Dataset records
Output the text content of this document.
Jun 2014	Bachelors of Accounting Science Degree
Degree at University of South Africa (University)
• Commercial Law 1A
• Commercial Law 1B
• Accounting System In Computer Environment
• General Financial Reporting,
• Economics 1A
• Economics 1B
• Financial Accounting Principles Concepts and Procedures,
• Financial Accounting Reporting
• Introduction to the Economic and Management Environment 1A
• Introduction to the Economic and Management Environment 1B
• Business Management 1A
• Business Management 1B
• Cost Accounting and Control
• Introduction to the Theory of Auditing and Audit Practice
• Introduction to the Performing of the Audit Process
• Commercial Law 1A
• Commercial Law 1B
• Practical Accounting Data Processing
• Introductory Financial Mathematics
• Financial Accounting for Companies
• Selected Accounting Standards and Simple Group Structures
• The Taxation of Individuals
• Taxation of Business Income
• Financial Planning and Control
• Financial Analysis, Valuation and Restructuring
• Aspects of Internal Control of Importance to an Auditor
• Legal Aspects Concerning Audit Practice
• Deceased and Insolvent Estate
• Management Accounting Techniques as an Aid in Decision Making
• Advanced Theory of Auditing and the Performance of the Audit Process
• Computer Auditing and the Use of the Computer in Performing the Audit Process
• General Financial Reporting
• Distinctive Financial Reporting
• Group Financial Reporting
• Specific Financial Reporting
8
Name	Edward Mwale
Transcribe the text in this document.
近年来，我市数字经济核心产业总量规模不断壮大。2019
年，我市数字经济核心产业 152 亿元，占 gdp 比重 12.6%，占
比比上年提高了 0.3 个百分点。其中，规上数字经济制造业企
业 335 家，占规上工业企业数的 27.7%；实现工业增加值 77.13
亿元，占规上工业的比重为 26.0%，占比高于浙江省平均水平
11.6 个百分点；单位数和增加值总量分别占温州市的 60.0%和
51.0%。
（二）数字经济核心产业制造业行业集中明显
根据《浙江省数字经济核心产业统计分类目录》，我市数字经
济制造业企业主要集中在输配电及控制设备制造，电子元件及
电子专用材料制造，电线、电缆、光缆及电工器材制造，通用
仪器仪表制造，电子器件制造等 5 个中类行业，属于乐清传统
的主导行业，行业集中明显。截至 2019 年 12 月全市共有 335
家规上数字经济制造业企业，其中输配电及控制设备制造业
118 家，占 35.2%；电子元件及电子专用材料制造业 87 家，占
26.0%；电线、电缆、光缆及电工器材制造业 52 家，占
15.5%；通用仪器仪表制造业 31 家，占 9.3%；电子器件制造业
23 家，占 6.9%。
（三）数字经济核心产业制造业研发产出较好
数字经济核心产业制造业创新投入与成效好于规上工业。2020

### [Task prompt]
Pick out all the lines with the word "Introduction" in them and copy them.

### [Solution for this problem]
• Introduction to the Economic and Management Environment 1A
• Introduction to the Economic and Management Environment 1B
• Introduction to the Theory of Auditing and Audit Practice
• Introduction to the Performing of the Audit Process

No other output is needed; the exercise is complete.